_Stated task_
Gather all lines in the records below that include the word "object".

_The input_
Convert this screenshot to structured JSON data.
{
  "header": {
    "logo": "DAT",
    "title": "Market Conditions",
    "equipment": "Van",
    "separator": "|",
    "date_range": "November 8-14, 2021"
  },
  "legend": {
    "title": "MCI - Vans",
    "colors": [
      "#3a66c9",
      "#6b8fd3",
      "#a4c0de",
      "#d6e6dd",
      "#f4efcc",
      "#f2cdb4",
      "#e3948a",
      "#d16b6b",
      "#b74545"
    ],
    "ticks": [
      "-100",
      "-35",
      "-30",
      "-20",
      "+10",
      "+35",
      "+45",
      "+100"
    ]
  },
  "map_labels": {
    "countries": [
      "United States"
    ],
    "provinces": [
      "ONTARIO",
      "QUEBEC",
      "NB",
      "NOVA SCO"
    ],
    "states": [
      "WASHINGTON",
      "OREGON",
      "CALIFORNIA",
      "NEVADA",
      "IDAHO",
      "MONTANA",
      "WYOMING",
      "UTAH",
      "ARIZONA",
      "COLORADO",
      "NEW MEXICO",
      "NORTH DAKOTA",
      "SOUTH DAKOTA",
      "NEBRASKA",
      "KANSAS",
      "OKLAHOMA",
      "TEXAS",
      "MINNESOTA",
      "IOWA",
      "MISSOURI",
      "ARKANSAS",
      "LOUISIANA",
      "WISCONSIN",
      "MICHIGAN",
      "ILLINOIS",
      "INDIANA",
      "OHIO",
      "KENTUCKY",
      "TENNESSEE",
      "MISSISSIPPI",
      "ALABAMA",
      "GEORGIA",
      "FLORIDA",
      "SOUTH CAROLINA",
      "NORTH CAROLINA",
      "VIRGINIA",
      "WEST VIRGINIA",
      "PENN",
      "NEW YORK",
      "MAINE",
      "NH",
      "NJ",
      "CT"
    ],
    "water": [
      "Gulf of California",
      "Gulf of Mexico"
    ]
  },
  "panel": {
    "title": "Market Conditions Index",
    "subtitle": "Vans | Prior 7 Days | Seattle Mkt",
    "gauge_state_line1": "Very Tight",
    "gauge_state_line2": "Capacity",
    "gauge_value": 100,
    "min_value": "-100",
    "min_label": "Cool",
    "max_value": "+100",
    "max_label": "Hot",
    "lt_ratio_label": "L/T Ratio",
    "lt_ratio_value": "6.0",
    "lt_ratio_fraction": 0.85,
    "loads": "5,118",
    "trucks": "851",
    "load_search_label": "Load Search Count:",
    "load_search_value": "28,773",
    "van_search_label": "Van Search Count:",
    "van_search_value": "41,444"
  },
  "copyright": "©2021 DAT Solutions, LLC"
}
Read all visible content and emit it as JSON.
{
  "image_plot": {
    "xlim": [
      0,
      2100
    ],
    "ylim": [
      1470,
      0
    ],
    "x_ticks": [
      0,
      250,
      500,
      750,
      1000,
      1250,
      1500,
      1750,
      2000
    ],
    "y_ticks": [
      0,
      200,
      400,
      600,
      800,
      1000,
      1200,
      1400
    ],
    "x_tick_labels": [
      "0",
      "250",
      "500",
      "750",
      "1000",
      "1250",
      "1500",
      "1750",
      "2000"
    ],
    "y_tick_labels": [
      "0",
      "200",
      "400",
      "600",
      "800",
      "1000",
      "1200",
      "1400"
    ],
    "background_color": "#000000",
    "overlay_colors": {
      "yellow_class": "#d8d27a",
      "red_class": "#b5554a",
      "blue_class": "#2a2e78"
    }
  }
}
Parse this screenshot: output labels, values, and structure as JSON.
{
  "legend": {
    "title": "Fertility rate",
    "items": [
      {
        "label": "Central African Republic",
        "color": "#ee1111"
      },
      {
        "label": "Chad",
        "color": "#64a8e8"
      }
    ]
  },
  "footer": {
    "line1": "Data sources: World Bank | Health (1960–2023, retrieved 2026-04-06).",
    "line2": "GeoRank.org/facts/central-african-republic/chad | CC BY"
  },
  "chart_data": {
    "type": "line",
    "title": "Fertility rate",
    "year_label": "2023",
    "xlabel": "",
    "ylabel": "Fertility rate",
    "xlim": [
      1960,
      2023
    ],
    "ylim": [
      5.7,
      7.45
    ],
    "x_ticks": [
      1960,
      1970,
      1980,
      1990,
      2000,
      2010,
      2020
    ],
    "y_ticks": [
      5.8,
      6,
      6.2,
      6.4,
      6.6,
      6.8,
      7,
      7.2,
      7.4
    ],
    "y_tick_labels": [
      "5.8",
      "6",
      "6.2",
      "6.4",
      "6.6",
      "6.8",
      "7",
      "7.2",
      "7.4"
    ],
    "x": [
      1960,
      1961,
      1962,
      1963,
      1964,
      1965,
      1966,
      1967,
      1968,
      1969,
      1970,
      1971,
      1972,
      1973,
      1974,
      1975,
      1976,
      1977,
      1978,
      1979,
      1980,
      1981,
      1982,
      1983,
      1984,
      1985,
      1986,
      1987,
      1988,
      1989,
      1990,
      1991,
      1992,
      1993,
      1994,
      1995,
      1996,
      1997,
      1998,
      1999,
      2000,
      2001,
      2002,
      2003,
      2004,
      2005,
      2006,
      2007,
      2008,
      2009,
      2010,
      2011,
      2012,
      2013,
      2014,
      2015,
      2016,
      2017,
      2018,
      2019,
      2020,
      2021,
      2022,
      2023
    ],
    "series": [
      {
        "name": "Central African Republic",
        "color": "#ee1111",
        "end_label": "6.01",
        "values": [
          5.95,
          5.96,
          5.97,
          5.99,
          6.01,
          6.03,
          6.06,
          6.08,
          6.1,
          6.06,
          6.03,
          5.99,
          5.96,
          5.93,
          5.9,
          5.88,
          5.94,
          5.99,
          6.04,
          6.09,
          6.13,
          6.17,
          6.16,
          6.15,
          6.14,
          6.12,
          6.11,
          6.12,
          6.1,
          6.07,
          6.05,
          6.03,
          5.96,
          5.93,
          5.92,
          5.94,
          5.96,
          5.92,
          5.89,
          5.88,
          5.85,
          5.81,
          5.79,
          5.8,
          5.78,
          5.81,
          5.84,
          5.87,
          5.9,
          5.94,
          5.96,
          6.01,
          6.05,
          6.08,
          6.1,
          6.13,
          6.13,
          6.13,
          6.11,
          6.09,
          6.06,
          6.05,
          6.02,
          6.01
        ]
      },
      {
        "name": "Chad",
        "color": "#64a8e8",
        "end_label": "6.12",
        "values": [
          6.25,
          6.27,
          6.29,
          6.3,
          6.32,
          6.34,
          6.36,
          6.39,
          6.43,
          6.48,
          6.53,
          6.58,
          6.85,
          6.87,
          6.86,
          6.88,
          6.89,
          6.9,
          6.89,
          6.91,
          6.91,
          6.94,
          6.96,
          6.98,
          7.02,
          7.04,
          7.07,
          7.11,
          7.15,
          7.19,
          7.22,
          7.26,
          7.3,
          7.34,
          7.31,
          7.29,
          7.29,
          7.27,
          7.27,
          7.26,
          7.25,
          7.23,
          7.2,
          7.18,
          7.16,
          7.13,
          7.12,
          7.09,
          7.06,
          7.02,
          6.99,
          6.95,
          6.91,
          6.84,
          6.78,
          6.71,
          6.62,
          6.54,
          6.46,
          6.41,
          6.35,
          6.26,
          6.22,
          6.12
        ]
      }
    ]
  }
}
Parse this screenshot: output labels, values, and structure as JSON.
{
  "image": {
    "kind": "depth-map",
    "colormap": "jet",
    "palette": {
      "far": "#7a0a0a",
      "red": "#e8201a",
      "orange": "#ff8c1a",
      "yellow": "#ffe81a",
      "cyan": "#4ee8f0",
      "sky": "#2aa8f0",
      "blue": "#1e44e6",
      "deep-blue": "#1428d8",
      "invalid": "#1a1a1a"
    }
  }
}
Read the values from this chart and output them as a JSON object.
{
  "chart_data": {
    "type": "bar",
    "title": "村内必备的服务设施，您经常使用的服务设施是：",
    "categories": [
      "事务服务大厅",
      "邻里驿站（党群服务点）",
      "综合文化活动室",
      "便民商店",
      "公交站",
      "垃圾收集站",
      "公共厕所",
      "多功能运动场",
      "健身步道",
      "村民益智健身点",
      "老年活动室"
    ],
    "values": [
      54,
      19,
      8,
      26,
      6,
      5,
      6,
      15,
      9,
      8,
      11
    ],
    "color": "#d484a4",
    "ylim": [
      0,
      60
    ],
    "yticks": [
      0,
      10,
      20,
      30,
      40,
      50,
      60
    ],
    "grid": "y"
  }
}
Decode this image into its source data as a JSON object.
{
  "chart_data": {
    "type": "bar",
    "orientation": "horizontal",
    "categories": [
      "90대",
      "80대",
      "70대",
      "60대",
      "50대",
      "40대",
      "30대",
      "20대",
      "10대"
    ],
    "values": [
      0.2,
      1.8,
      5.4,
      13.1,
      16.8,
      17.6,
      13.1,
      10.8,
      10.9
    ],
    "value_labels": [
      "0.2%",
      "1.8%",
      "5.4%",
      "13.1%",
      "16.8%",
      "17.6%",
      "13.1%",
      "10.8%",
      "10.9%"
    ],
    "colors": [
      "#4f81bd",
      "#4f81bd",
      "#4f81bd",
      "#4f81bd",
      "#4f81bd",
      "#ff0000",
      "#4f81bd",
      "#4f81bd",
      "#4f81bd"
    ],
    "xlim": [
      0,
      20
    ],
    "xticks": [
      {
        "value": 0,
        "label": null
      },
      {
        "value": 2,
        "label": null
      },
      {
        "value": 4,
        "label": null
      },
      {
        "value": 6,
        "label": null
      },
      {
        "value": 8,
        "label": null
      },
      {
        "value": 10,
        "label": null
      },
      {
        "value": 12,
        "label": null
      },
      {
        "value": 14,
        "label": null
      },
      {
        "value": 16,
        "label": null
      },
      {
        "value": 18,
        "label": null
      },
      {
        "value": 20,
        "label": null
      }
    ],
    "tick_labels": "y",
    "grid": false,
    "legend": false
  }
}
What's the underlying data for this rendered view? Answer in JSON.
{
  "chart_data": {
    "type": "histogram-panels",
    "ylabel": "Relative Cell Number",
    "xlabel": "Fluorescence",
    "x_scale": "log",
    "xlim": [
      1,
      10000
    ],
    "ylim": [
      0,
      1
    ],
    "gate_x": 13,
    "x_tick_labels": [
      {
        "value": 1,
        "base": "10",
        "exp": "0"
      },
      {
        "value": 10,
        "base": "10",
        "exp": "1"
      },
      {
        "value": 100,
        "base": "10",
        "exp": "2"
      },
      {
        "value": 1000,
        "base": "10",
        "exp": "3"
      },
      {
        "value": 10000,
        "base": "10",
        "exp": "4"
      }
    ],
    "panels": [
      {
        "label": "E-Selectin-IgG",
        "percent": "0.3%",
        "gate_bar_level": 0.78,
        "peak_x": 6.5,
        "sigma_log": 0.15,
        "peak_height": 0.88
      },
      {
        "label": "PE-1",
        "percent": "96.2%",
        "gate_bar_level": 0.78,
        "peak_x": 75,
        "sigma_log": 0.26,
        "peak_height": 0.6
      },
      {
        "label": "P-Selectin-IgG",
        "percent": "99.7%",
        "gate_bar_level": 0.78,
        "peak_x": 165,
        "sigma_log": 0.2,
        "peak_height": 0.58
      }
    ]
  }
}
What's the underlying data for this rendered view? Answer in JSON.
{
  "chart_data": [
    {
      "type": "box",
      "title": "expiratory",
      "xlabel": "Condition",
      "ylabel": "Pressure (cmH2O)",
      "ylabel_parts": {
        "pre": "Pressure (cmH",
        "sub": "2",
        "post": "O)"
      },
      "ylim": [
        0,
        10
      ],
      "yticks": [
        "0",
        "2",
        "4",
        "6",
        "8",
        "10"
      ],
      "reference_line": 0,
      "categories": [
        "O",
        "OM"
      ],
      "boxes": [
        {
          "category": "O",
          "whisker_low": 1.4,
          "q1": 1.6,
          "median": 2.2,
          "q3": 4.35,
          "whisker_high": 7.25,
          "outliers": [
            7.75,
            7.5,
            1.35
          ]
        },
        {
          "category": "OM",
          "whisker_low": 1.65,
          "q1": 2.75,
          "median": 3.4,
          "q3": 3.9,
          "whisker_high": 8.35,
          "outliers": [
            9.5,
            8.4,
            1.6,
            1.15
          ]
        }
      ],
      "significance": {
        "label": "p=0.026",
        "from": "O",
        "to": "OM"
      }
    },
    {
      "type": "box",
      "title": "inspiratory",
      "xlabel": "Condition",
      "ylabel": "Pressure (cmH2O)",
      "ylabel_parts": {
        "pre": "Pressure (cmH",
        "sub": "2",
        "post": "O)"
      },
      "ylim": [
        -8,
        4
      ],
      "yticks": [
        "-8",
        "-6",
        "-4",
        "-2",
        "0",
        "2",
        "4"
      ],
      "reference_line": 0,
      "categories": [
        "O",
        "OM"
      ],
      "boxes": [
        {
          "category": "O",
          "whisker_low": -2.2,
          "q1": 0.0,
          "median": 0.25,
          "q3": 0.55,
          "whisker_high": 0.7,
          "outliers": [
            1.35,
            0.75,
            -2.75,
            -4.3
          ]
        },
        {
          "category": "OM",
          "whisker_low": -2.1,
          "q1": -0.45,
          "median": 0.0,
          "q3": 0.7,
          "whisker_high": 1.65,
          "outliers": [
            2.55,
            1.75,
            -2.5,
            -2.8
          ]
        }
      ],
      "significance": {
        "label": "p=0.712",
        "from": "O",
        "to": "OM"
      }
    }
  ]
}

_Written response_
Read the values from this chart and output them as a JSON object.
Decode this image into its source data as a JSON object.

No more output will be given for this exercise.